Copy every line in the records below that contains the word "Supplement".

#### DATA FOR PROCESSING ####

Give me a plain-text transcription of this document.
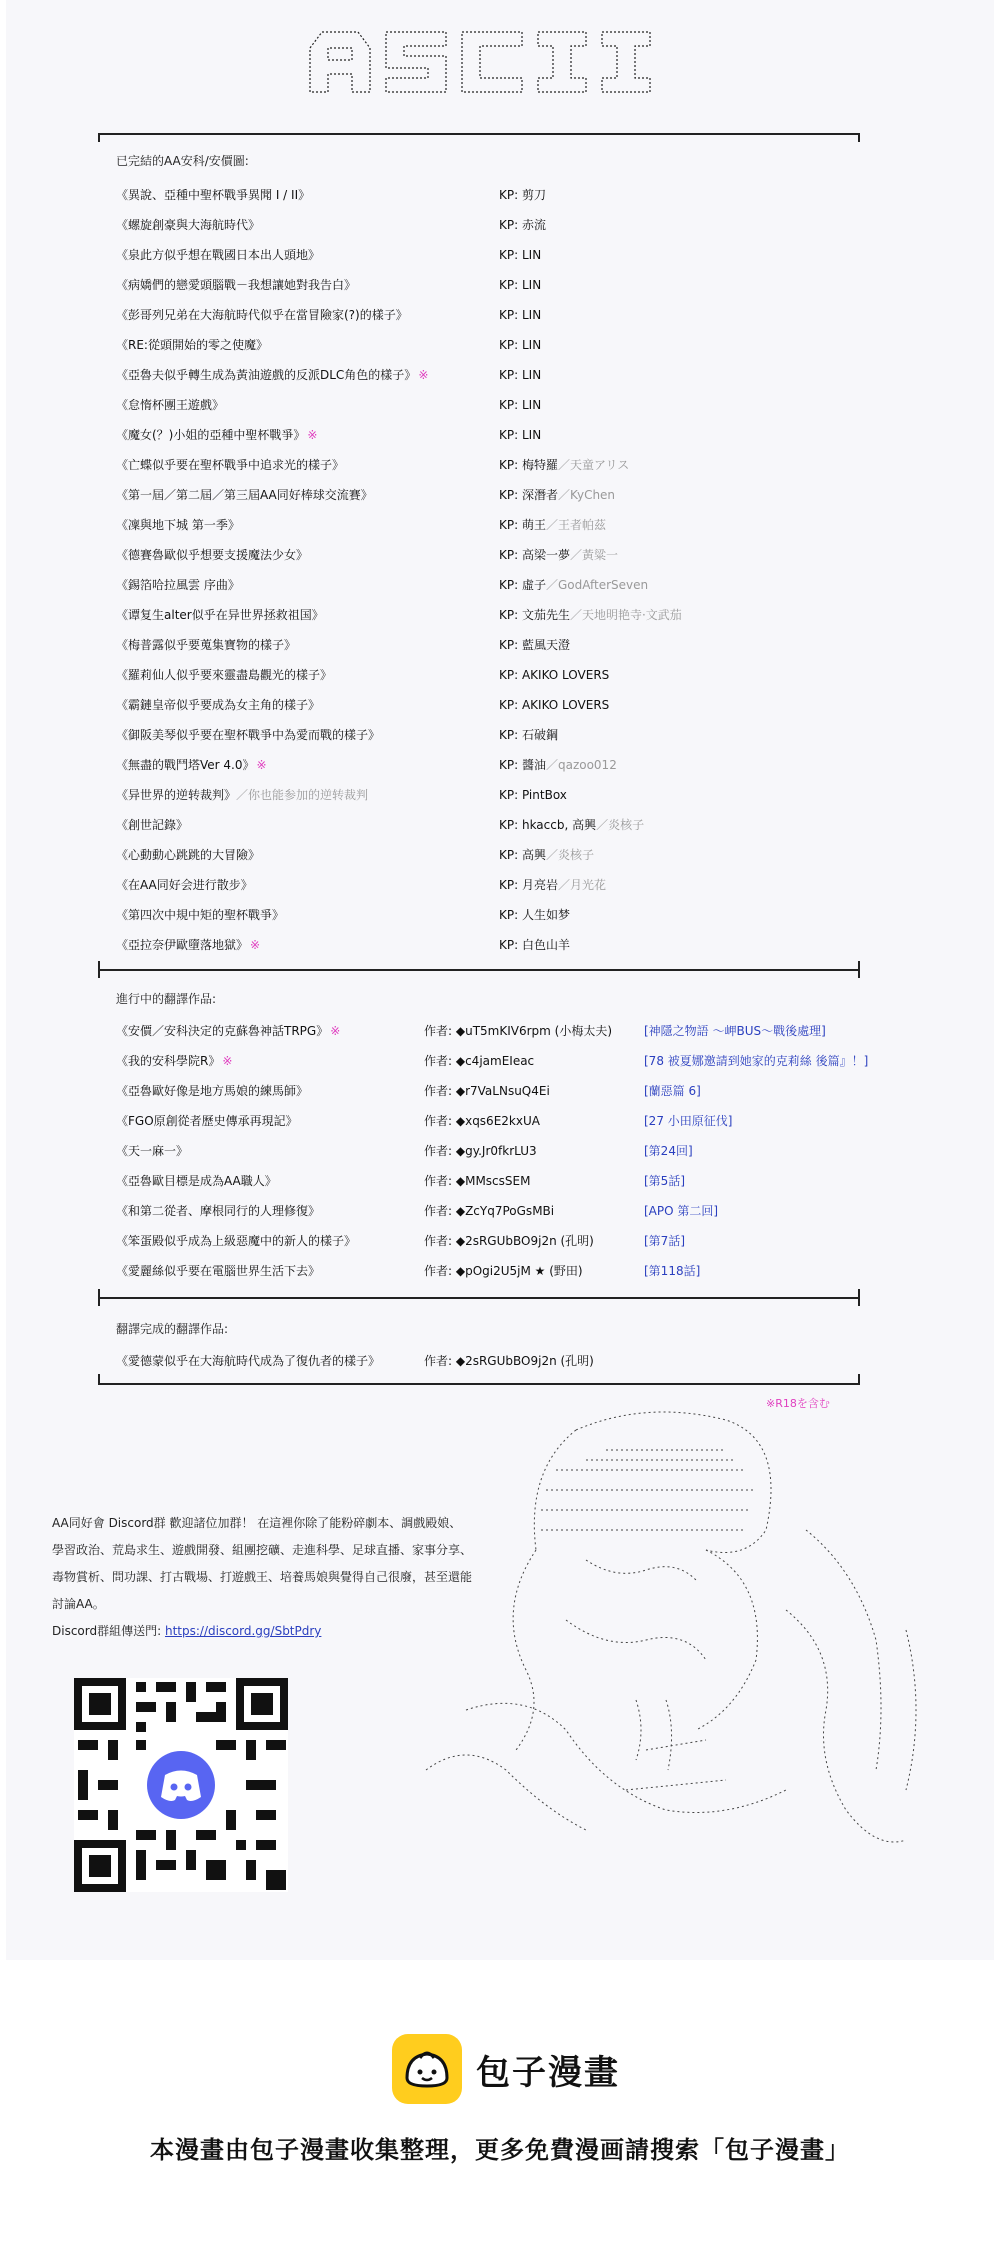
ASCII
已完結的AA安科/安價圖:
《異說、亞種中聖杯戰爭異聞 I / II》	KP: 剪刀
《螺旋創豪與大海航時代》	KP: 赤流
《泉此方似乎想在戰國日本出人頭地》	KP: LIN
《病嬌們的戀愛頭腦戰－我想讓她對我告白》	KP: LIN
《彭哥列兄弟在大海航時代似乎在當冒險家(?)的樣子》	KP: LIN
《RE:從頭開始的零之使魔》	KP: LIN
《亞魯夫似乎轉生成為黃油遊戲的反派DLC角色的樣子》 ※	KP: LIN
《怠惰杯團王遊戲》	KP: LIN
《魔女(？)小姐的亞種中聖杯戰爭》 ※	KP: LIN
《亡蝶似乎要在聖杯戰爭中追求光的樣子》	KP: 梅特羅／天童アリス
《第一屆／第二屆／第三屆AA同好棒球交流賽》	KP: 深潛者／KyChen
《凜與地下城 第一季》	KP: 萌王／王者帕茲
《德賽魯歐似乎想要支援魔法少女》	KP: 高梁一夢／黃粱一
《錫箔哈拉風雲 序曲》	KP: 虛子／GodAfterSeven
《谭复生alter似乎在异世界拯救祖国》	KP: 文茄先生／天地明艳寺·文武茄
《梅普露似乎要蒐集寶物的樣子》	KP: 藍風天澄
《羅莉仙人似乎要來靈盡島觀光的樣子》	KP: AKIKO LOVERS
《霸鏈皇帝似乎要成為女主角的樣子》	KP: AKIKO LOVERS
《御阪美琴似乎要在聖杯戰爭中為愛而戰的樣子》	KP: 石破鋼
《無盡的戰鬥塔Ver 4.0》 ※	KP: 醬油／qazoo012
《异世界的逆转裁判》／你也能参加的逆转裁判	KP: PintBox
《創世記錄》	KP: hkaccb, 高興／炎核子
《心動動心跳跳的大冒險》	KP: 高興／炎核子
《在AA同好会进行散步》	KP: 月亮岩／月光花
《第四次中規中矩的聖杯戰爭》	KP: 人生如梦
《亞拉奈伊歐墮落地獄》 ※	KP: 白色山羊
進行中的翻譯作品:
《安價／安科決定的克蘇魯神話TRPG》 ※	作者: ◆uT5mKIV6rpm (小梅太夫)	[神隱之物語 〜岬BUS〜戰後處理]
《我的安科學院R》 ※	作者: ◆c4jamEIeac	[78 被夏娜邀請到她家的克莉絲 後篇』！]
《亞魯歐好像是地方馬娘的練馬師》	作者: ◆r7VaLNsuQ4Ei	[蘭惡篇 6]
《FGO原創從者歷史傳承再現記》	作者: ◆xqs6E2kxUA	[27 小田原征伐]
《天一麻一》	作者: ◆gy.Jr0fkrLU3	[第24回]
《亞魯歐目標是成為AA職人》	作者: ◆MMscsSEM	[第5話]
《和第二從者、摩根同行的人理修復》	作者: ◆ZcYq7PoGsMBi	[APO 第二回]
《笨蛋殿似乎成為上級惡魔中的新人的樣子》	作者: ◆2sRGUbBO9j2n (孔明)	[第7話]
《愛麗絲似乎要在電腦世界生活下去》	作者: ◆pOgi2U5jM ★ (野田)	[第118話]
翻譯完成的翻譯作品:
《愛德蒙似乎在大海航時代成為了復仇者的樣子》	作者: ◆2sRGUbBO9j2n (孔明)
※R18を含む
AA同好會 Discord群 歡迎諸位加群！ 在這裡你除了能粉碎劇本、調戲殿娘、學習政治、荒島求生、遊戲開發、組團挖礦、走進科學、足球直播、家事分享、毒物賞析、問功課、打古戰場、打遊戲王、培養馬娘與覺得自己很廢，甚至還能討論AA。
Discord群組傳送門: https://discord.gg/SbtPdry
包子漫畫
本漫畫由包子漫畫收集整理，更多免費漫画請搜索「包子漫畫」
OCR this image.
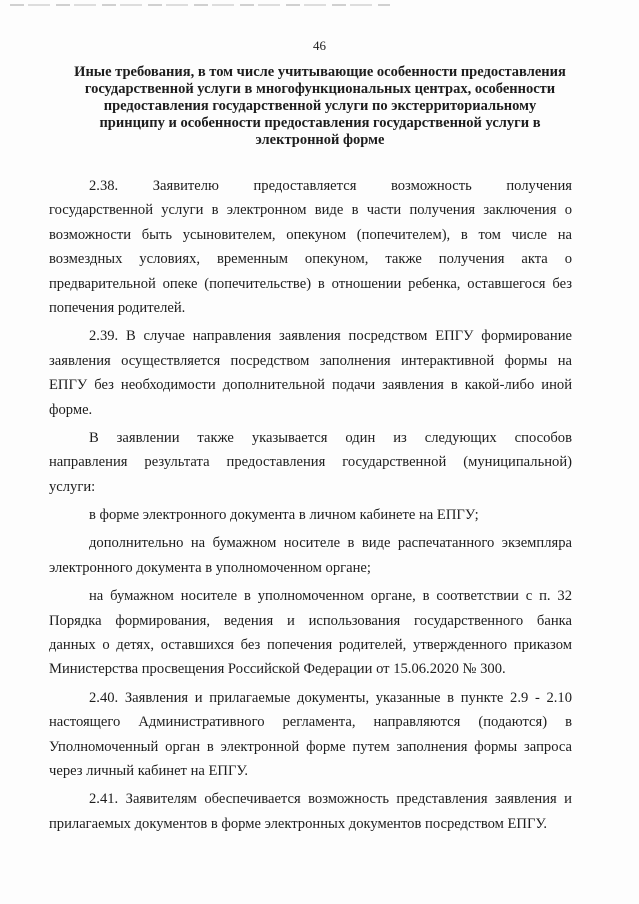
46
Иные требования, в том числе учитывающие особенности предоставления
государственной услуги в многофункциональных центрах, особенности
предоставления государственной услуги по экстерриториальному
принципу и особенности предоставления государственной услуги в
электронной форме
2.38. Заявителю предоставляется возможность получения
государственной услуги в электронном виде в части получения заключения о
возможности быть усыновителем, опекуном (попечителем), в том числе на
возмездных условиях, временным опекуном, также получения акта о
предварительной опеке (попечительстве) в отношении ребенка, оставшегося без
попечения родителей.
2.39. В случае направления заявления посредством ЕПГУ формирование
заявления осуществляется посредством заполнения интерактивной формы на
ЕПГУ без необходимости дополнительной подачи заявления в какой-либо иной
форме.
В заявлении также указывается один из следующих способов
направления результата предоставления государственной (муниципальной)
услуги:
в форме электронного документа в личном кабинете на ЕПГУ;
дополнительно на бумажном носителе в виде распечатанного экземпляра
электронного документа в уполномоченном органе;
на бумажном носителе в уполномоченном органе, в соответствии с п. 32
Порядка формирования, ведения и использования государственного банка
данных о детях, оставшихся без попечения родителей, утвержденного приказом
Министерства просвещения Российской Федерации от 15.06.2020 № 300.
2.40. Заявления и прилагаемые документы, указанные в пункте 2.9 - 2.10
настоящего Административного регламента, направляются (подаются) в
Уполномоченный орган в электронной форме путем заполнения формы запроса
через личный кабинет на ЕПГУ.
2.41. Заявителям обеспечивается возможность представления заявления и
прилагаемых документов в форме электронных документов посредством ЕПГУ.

####
#### DATA FOR PROCESSING ####

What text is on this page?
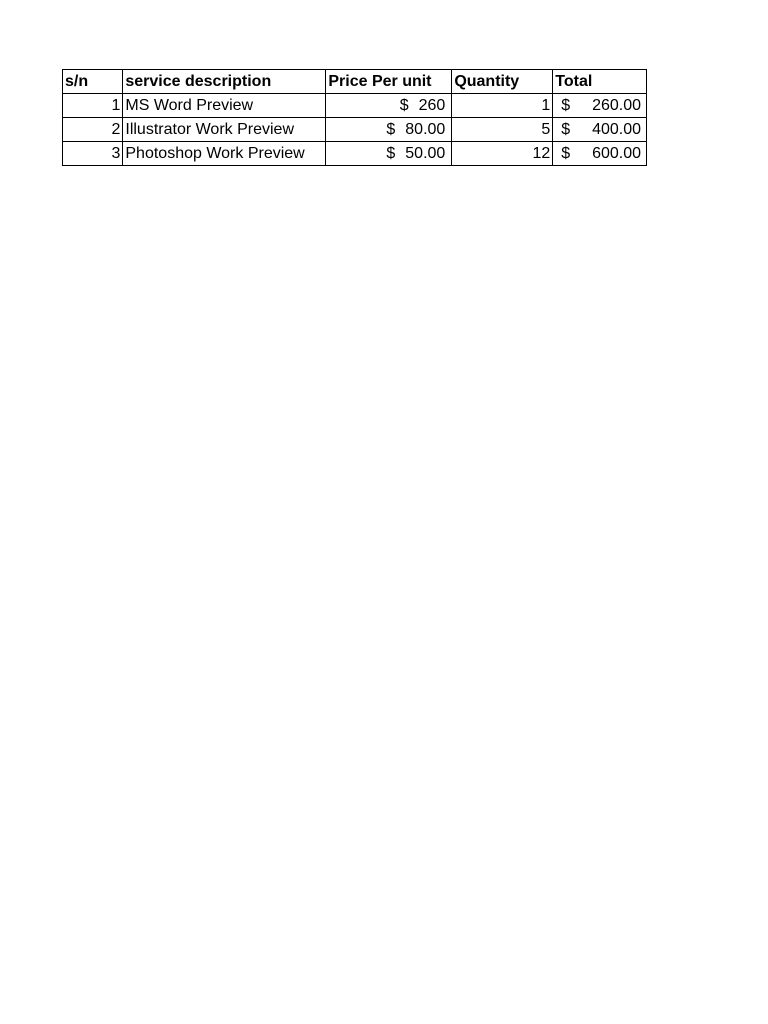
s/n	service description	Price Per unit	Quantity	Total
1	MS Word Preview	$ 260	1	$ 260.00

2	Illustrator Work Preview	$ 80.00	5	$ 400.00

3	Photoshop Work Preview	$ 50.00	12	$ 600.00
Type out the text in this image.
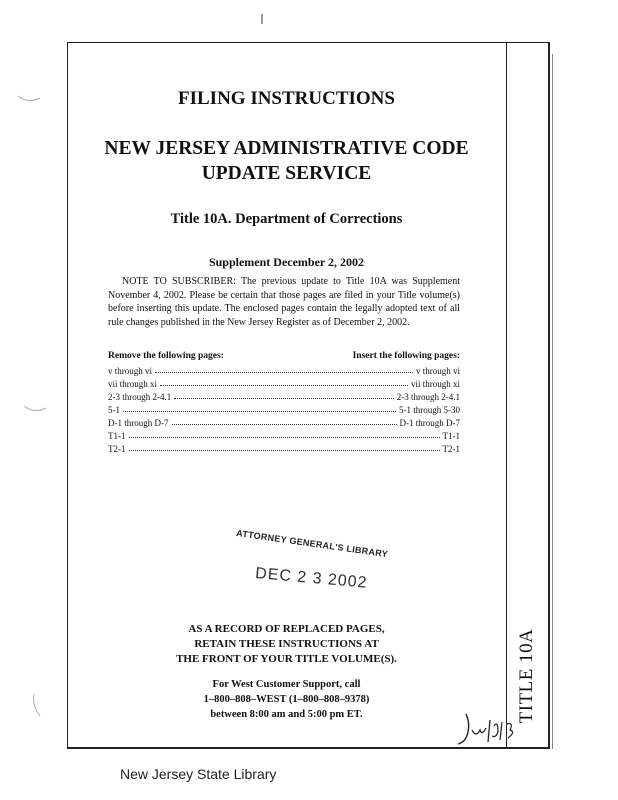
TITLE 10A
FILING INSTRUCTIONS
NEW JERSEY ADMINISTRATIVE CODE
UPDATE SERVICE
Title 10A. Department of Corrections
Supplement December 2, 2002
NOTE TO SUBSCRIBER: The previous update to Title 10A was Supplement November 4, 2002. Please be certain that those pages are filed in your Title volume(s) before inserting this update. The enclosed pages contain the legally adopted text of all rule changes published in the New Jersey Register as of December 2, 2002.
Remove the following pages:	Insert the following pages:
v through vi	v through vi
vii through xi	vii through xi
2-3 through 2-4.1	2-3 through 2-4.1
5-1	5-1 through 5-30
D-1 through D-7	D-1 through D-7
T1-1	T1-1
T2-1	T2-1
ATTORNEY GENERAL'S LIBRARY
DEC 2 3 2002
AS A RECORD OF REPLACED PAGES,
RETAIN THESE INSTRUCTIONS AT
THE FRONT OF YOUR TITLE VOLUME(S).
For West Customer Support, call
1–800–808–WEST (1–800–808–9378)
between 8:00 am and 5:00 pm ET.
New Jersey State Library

####
#### DATA FOR PROCESSING ####

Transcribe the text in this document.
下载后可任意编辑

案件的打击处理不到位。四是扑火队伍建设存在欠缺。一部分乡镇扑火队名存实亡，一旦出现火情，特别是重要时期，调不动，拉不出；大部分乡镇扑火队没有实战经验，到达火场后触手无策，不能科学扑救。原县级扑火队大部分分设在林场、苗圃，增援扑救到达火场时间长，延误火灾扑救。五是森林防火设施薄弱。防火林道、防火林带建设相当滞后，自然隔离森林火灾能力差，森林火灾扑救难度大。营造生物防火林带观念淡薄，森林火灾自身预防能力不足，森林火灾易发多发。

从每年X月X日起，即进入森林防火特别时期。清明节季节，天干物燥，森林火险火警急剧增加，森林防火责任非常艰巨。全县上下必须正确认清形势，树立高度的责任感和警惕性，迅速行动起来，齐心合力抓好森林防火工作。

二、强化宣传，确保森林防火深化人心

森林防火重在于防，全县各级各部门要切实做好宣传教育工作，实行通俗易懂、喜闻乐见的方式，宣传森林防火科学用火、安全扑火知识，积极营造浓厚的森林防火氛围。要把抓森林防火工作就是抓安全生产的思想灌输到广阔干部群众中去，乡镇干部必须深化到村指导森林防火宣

####

• [TASK RESULT]:
Supplement December 2, 2002
NOTE TO SUBSCRIBER: The previous update to Title 10A was Supplement November 4, 2002. Please be certain that those pages are filed in your Title volume(s) before inserting this update. The enclosed pages contain the legally adopted text of all rule changes published in the New Jersey Register as of December 2, 2002.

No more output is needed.